• Aim of the task
Pick out every line of the entries below where "from" occurs, and copy those lines.

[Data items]
____________

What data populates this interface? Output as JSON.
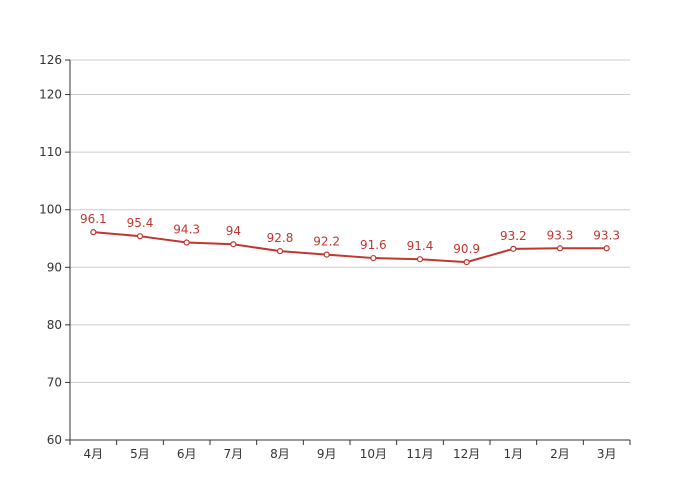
{
  "chart_data": {
    "type": "line",
    "categories": [
      "4月",
      "5月",
      "6月",
      "7月",
      "8月",
      "9月",
      "10月",
      "11月",
      "12月",
      "1月",
      "2月",
      "3月"
    ],
    "series": [
      {
        "values": [
          96.1,
          95.4,
          94.3,
          94,
          92.8,
          92.2,
          91.6,
          91.4,
          90.9,
          93.2,
          93.3,
          93.3
        ],
        "color": "#c23531"
      }
    ],
    "ylim": [
      60,
      126
    ],
    "yticks": [
      60,
      70,
      80,
      90,
      100,
      110,
      120,
      126
    ],
    "grid": true,
    "data_labels": true
  }
}
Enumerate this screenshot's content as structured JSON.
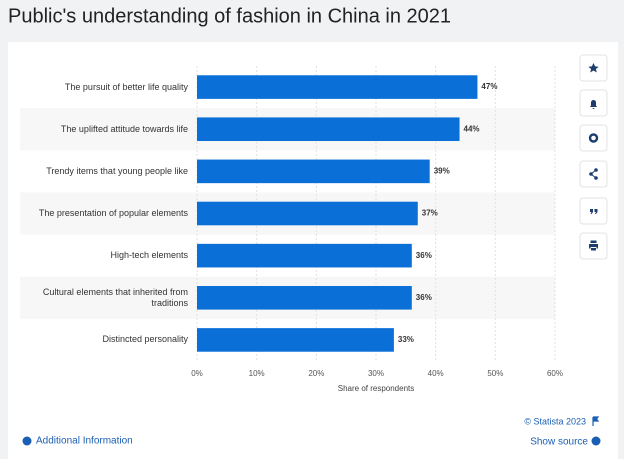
{
  "chart_data": {
    "type": "bar",
    "orientation": "horizontal",
    "title": "Public's understanding of fashion in China in 2021",
    "categories": [
      "The pursuit of better life quality",
      "The uplifted attitude towards life",
      "Trendy items that young people like",
      "The presentation of popular elements",
      "High-tech elements",
      "Cultural elements that inherited from traditions",
      "Distincted personality"
    ],
    "values": [
      47,
      44,
      39,
      37,
      36,
      36,
      33
    ],
    "value_labels": [
      "47%",
      "44%",
      "39%",
      "37%",
      "36%",
      "36%",
      "33%"
    ],
    "color": "#0b6fd8",
    "xlim": [
      0,
      60
    ],
    "xticks": [
      {
        "value": 0,
        "label": "0%"
      },
      {
        "value": 10,
        "label": "10%"
      },
      {
        "value": 20,
        "label": "20%"
      },
      {
        "value": 30,
        "label": "30%"
      },
      {
        "value": 40,
        "label": "40%"
      },
      {
        "value": 50,
        "label": "50%"
      },
      {
        "value": 60,
        "label": "60%"
      }
    ],
    "xlabel": "Share of respondents",
    "grid": true
  },
  "footer": {
    "copyright": "© Statista 2023",
    "additional_info": "Additional Information",
    "show_source": "Show source"
  }
}
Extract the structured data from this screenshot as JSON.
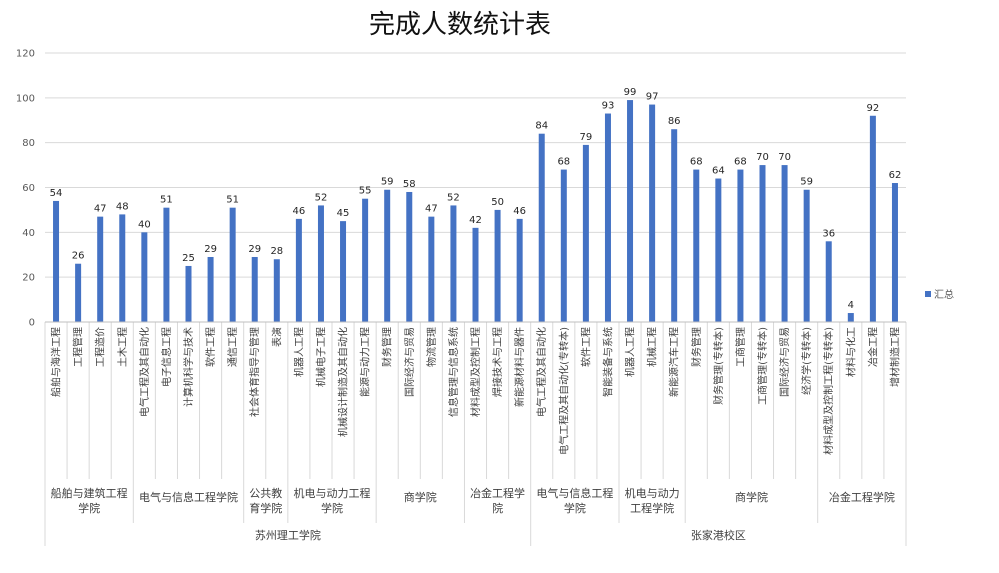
{
  "chart_data": {
    "type": "bar",
    "title": "完成人数统计表",
    "ylim": [
      0,
      120
    ],
    "yticks": [
      0,
      20,
      40,
      60,
      80,
      100,
      120
    ],
    "grid": true,
    "legend_position": "right",
    "color": "#4472C4",
    "series": [
      {
        "name": "汇总",
        "values": [
          54,
          26,
          47,
          48,
          40,
          51,
          25,
          29,
          51,
          29,
          28,
          46,
          52,
          45,
          55,
          59,
          58,
          47,
          52,
          42,
          50,
          46,
          84,
          68,
          79,
          93,
          99,
          97,
          86,
          68,
          64,
          68,
          70,
          70,
          59,
          36,
          4,
          92,
          62
        ]
      }
    ],
    "categories": [
      "船舶与海洋工程",
      "工程管理",
      "工程造价",
      "土木工程",
      "电气工程及其自动化",
      "电子信息工程",
      "计算机科学与技术",
      "软件工程",
      "通信工程",
      "社会体育指导与管理",
      "表演",
      "机器人工程",
      "机械电子工程",
      "机械设计制造及其自动化",
      "能源与动力工程",
      "财务管理",
      "国际经济与贸易",
      "物流管理",
      "信息管理与信息系统",
      "材料成型及控制工程",
      "焊接技术与工程",
      "新能源材料与器件",
      "电气工程及其自动化",
      "电气工程及其自动化(专转本)",
      "软件工程",
      "智能装备与系统",
      "机器人工程",
      "机械工程",
      "新能源汽车工程",
      "财务管理",
      "财务管理(专转本)",
      "工商管理",
      "工商管理(专转本)",
      "国际经济与贸易",
      "经济学(专转本)",
      "材料成型及控制工程(专转本)",
      "材料与化工",
      "冶金工程",
      "增材制造工程"
    ],
    "groups": [
      {
        "label": "船舶与建筑工程学院",
        "count": 4
      },
      {
        "label": "电气与信息工程学院",
        "count": 5
      },
      {
        "label": "公共教育学院",
        "count": 2
      },
      {
        "label": "机电与动力工程学院",
        "count": 4
      },
      {
        "label": "商学院",
        "count": 4
      },
      {
        "label": "冶金工程学院",
        "count": 3
      },
      {
        "label": "电气与信息工程学院",
        "count": 4
      },
      {
        "label": "机电与动力工程学院",
        "count": 3
      },
      {
        "label": "商学院",
        "count": 6
      },
      {
        "label": "冶金工程学院",
        "count": 4
      }
    ],
    "campuses": [
      {
        "label": "苏州理工学院",
        "count": 22
      },
      {
        "label": "张家港校区",
        "count": 17
      }
    ]
  }
}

____________

• Correct answer
      "Cultural elements that inherited from traditions",
Extract the structured data from this screenshot as JSON.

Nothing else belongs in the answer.